» THE REQUEST
Repeat all of the records verbatim.

» DATASET CONTENT

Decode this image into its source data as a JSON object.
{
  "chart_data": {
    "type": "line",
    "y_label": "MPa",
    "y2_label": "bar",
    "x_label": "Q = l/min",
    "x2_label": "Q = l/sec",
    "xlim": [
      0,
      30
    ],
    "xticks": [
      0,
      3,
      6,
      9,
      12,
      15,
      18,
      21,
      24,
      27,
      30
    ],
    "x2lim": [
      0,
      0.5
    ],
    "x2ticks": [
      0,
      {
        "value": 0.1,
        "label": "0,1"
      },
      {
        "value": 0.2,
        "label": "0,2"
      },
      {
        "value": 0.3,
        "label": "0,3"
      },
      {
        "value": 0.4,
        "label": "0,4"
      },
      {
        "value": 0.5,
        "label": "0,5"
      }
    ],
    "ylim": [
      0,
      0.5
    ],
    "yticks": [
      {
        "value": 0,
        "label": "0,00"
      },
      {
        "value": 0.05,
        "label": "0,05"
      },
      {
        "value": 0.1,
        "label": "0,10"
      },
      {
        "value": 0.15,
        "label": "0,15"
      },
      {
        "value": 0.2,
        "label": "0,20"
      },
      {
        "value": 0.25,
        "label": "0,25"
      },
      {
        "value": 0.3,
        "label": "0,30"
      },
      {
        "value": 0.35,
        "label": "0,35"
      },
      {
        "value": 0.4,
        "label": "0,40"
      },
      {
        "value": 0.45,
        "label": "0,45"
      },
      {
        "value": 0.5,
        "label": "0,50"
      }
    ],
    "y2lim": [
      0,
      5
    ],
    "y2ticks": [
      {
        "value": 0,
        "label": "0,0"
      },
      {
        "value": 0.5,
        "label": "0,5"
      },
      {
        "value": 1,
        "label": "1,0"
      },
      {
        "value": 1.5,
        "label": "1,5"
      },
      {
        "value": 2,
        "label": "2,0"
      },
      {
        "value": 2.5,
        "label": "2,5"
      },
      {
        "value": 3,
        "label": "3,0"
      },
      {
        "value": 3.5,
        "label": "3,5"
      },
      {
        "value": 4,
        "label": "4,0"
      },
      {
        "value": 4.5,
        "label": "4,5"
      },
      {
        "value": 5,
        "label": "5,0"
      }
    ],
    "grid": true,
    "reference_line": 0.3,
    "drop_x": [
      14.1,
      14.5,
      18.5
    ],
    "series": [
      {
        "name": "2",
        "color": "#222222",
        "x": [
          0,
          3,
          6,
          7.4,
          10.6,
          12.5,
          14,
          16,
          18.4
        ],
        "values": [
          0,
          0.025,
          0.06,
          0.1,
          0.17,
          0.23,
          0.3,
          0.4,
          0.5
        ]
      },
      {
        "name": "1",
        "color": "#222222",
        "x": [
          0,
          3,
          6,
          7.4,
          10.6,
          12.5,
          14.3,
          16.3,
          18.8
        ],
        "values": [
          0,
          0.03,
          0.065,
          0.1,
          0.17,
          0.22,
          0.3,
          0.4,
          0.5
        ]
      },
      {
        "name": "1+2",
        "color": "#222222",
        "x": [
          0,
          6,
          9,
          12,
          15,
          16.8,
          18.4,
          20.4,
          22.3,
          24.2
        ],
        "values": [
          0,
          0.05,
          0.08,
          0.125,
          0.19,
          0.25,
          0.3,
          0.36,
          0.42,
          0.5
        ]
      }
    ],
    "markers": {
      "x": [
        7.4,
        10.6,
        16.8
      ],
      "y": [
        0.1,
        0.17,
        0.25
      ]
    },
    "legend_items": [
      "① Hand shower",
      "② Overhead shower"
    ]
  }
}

» EXERCISE SOLUTION
Decode this image into its source data as a JSON object.
{
  "chart_data": {
    "type": "line",
    "y_label": "MPa",
    "y2_label": "bar",
    "x_label": "Q = l/min",
    "x2_label": "Q = l/sec",
    "xlim": [
      0,
      30
    ],
    "xticks": [
      0,
      3,
      6,
      9,
      12,
      15,
      18,
      21,
      24,
      27,
      30
    ],
    "x2lim": [
      0,
      0.5
    ],
    "x2ticks": [
      0,
      {
        "value": 0.1,
        "label": "0,1"
      },
      {
        "value": 0.2,
        "label": "0,2"
      },
      {
        "value": 0.3,
        "label": "0,3"
      },
      {
        "value": 0.4,
        "label": "0,4"
      },
      {
        "value": 0.5,
        "label": "0,5"
      }
    ],
    "ylim": [
      0,
      0.5
    ],
    "yticks": [
      {
        "value": 0,
        "label": "0,00"
      },
      {
        "value": 0.05,
        "label": "0,05"
      },
      {
        "value": 0.1,
        "label": "0,10"
      },
      {
        "value": 0.15,
        "label": "0,15"
      },
      {
        "value": 0.2,
        "label": "0,20"
      },
      {
        "value": 0.25,
        "label": "0,25"
      },
      {
        "value": 0.3,
        "label": "0,30"
      },
      {
        "value": 0.35,
        "label": "0,35"
      },
      {
        "value": 0.4,
        "label": "0,40"
      },
      {
        "value": 0.45,
        "label": "0,45"
      },
      {
        "value": 0.5,
        "label": "0,50"
      }
    ],
    "y2lim": [
      0,
      5
    ],
    "y2ticks": [
      {
        "value": 0,
        "label": "0,0"
      },
      {
        "value": 0.5,
        "label": "0,5"
      },
      {
        "value": 1,
        "label": "1,0"
      },
      {
        "value": 1.5,
        "label": "1,5"
      },
      {
        "value": 2,
        "label": "2,0"
      },
      {
        "value": 2.5,
        "label": "2,5"
      },
      {
        "value": 3,
        "label": "3,0"
      },
      {
        "value": 3.5,
        "label": "3,5"
      },
      {
        "value": 4,
        "label": "4,0"
      },
      {
        "value": 4.5,
        "label": "4,5"
      },
      {
        "value": 5,
        "label": "5,0"
      }
    ],
    "grid": true,
    "reference_line": 0.3,
    "drop_x": [
      14.1,
      14.5,
      18.5
    ],
    "series": [
      {
        "name": "2",
        "color": "#222222",
        "x": [
          0,
          3,
          6,
          7.4,
          10.6,
          12.5,
          14,
          16,
          18.4
        ],
        "values": [
          0,
          0.025,
          0.06,
          0.1,
          0.17,
          0.23,
          0.3,
          0.4,
          0.5
        ]
      },
      {
        "name": "1",
        "color": "#222222",
        "x": [
          0,
          3,
          6,
          7.4,
          10.6,
          12.5,
          14.3,
          16.3,
          18.8
        ],
        "values": [
          0,
          0.03,
          0.065,
          0.1,
          0.17,
          0.22,
          0.3,
          0.4,
          0.5
        ]
      },
      {
        "name": "1+2",
        "color": "#222222",
        "x": [
          0,
          6,
          9,
          12,
          15,
          16.8,
          18.4,
          20.4,
          22.3,
          24.2
        ],
        "values": [
          0,
          0.05,
          0.08,
          0.125,
          0.19,
          0.25,
          0.3,
          0.36,
          0.42,
          0.5
        ]
      }
    ],
    "markers": {
      "x": [
        7.4,
        10.6,
        16.8
      ],
      "y": [
        0.1,
        0.17,
        0.25
      ]
    },
    "legend_items": [
      "① Hand shower",
      "② Overhead shower"
    ]
  }
}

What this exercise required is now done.